**PROBLEM TO WORK ON:**
Copy each line that holds "name".

**EXTRACTED MATERIAL:**
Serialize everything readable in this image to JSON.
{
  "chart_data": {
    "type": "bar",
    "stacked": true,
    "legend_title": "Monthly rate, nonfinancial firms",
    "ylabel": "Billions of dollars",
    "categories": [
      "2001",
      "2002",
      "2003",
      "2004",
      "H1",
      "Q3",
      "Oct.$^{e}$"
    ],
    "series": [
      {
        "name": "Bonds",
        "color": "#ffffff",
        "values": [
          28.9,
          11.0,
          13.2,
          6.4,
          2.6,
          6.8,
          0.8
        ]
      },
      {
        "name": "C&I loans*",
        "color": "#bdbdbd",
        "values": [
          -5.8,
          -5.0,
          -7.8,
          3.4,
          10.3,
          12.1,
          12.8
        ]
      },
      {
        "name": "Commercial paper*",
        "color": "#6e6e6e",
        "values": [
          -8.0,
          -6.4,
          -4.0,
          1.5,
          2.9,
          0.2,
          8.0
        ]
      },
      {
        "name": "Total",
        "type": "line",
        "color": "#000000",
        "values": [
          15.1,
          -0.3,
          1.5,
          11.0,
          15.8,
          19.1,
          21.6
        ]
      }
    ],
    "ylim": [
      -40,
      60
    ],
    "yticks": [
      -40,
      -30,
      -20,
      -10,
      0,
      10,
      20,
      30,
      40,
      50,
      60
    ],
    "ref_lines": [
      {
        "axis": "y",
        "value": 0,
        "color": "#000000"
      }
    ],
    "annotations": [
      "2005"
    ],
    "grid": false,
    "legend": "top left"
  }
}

**SOLUTION FOR THIS EXERCISE:**
        "name": "Bonds",
        "name": "C&I loans*",
        "name": "Commercial paper*",
        "name": "Total",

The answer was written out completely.